Recorded data:
....

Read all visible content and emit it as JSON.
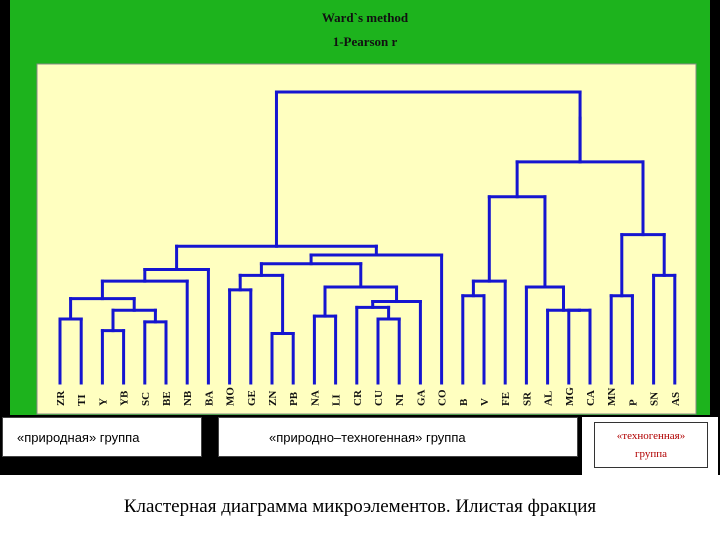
{
  "chart_data": {
    "type": "dendrogram",
    "title": "Ward`s method",
    "subtitle": "1-Pearson r",
    "leaves": [
      "ZR",
      "TI",
      "Y",
      "YB",
      "SC",
      "BE",
      "NB",
      "BA",
      "MO",
      "GE",
      "ZN",
      "PB",
      "NA",
      "LI",
      "CR",
      "CU",
      "NI",
      "GA",
      "CO",
      "B",
      "V",
      "FE",
      "SR",
      "AL",
      "MG",
      "CA",
      "MN",
      "P",
      "SN",
      "AS"
    ],
    "linkage_heights": {
      "zr_ti": 0.22,
      "y_yb": 0.18,
      "sc_be": 0.21,
      "y_yb_sc_be": 0.25,
      "zr_ti_y_yb_sc_be": 0.29,
      "natural_with_nb": 0.35,
      "natural_with_ba": 0.39,
      "mo_ge": 0.32,
      "zn_pb": 0.17,
      "mo_ge_zn_pb": 0.37,
      "na_li": 0.23,
      "cu_ni": 0.22,
      "cr_cu_ni": 0.26,
      "cr_cu_ni_ga": 0.28,
      "na_li_cr_cu_ni_ga": 0.33,
      "mo_group_na_group": 0.41,
      "with_co": 0.44,
      "with_ba_group": 0.47,
      "b_v": 0.3,
      "b_v_fe": 0.35,
      "al_mg_ca_sub": 0.25,
      "sr_al_mg_ca": 0.33,
      "b_group_sr_group": 0.64,
      "mn_p": 0.3,
      "sn_as": 0.37,
      "mn_p_sn_as": 0.51,
      "b_group_mn_group": 0.76,
      "with_natural_tech": 0.91,
      "root": 1.0
    },
    "ylim": [
      0,
      1.0
    ]
  },
  "groups": {
    "natural": "«природная» группа",
    "natural_technogenic": "«природно–техногенная» группа",
    "technogenic_line1": "«техногенная»",
    "technogenic_line2": "группа"
  },
  "caption": "Кластерная диаграмма микроэлементов. Илистая фракция",
  "colors": {
    "background": "#1db31d",
    "plot_area": "#ffffc0",
    "line": "#1515d0",
    "tech_label": "#b00000"
  }
}
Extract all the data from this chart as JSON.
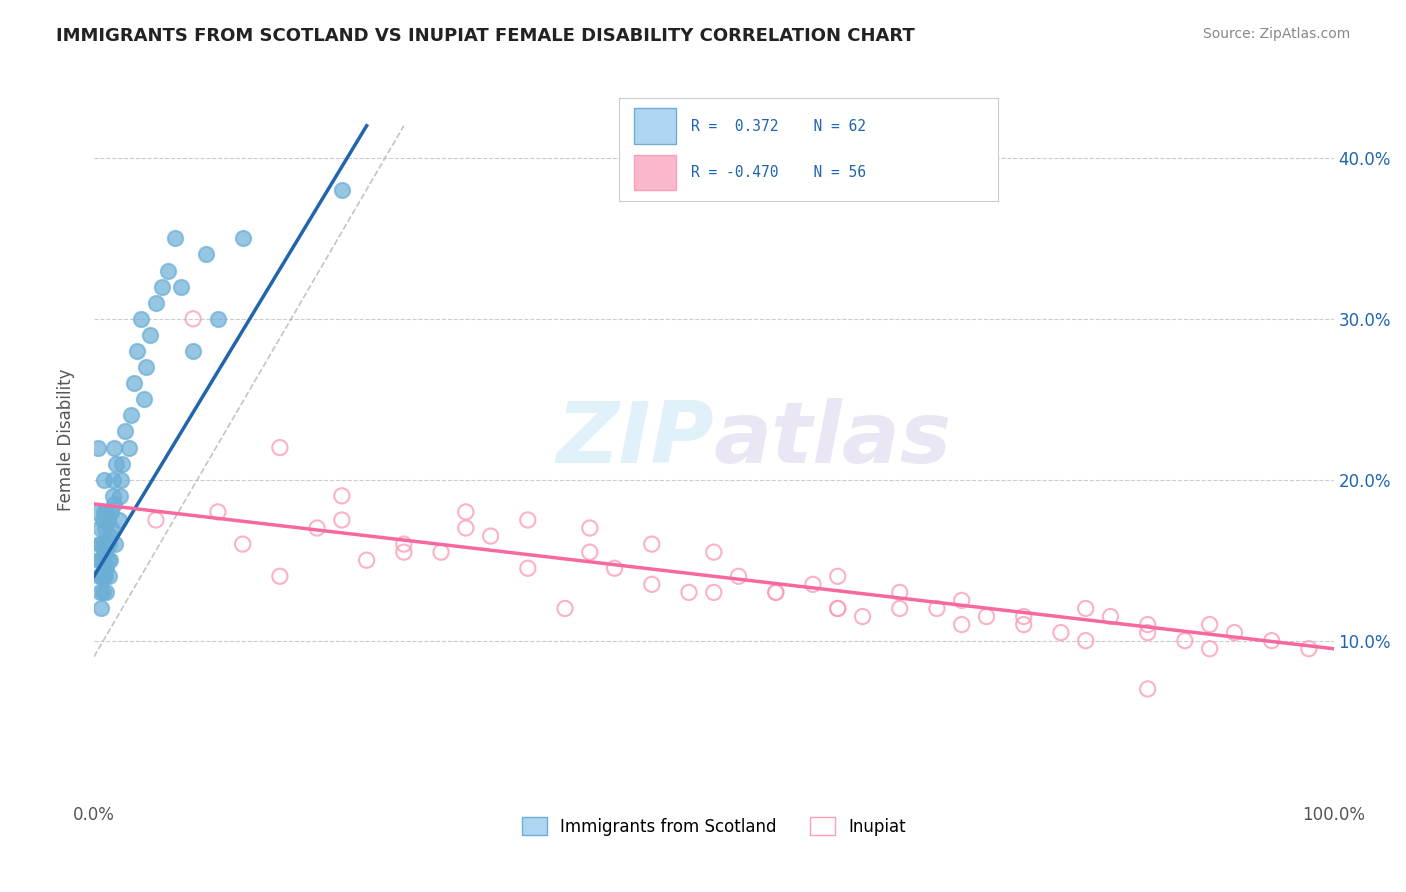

....

With the pictures omitted, reproduce the records in full and exactly.

▶ _FINISHED EXERCISE_:
Read all visible content and emit it as JSON.
{
  "chart_data": {
    "type": "dendrogram",
    "title": "Ward`s method",
    "subtitle": "1-Pearson r",
    "leaves": [
      "ZR",
      "TI",
      "Y",
      "YB",
      "SC",
      "BE",
      "NB",
      "BA",
      "MO",
      "GE",
      "ZN",
      "PB",
      "NA",
      "LI",
      "CR",
      "CU",
      "NI",
      "GA",
      "CO",
      "B",
      "V",
      "FE",
      "SR",
      "AL",
      "MG",
      "CA",
      "MN",
      "P",
      "SN",
      "AS"
    ],
    "linkage_heights": {
      "zr_ti": 0.22,
      "y_yb": 0.18,
      "sc_be": 0.21,
      "y_yb_sc_be": 0.25,
      "zr_ti_y_yb_sc_be": 0.29,
      "natural_with_nb": 0.35,
      "natural_with_ba": 0.39,
      "mo_ge": 0.32,
      "zn_pb": 0.17,
      "mo_ge_zn_pb": 0.37,
      "na_li": 0.23,
      "cu_ni": 0.22,
      "cr_cu_ni": 0.26,
      "cr_cu_ni_ga": 0.28,
      "na_li_cr_cu_ni_ga": 0.33,
      "mo_group_na_group": 0.41,
      "with_co": 0.44,
      "with_ba_group": 0.47,
      "b_v": 0.3,
      "b_v_fe": 0.35,
      "al_mg_ca_sub": 0.25,
      "sr_al_mg_ca": 0.33,
      "b_group_sr_group": 0.64,
      "mn_p": 0.3,
      "sn_as": 0.37,
      "mn_p_sn_as": 0.51,
      "b_group_mn_group": 0.76,
      "with_natural_tech": 0.91,
      "root": 1.0
    },
    "ylim": [
      0,
      1.0
    ]
  },
  "groups": {
    "natural": "«природная» группа",
    "natural_technogenic": "«природно–техногенная» группа",
    "technogenic_line1": "«техногенная»",
    "technogenic_line2": "группа"
  },
  "caption": "Кластерная диаграмма микроэлементов. Илистая фракция",
  "colors": {
    "background": "#1db31d",
    "plot_area": "#ffffc0",
    "line": "#1515d0",
    "tech_label": "#b00000"
  }
}
Extract all the data from this chart as JSON.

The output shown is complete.